Data records
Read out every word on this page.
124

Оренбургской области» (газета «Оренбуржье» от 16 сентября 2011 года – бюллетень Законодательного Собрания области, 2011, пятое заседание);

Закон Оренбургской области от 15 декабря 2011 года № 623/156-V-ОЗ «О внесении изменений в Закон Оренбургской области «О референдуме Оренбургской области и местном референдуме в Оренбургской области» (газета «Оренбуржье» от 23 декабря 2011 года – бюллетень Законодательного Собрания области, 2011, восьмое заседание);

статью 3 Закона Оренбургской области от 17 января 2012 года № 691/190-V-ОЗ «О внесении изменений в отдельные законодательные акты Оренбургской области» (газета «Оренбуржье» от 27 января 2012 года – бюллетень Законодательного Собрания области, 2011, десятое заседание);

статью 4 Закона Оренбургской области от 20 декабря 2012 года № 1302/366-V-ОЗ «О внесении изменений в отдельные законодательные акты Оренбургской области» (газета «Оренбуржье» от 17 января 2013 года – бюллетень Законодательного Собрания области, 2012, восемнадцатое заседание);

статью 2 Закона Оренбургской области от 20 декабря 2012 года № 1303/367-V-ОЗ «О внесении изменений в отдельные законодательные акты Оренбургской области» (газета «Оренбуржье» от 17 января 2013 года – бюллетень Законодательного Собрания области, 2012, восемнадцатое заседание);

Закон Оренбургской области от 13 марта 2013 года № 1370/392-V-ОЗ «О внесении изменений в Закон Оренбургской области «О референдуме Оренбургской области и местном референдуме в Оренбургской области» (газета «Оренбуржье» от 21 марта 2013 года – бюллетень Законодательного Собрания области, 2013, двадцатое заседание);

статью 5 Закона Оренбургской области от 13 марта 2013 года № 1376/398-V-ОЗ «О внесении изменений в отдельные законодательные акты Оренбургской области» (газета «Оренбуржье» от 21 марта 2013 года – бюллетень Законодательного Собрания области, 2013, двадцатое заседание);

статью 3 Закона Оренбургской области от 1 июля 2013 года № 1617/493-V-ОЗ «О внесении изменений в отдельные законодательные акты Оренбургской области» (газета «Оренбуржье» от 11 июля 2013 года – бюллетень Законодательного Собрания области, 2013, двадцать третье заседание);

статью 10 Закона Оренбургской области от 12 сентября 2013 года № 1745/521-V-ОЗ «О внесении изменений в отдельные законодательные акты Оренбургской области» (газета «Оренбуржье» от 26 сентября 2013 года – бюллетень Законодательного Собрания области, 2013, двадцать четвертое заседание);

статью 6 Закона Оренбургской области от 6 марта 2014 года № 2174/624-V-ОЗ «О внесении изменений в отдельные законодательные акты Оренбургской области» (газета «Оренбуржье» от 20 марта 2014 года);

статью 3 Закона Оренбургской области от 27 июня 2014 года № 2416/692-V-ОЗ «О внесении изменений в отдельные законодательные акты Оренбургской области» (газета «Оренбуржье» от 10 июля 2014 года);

## Problem details
Using the listing, collect all lines in which the string "января" is found.

## Correct answer
статью 3 Закона Оренбургской области от 17 января 2012 года № 691/190-V-ОЗ «О внесении изменений в отдельные законодательные акты Оренбургской области» (газета «Оренбуржье» от 27 января 2012 года – бюллетень Законодательного Собрания области, 2011, десятое заседание);
статью 4 Закона Оренбургской области от 20 декабря 2012 года № 1302/366-V-ОЗ «О внесении изменений в отдельные законодательные акты Оренбургской области» (газета «Оренбуржье» от 17 января 2013 года – бюллетень Законодательного Собрания области, 2012, восемнадцатое заседание);
статью 2 Закона Оренбургской области от 20 декабря 2012 года № 1303/367-V-ОЗ «О внесении изменений в отдельные законодательные акты Оренбургской области» (газета «Оренбуржье» от 17 января 2013 года – бюллетень Законодательного Собрания области, 2012, восемнадцатое заседание);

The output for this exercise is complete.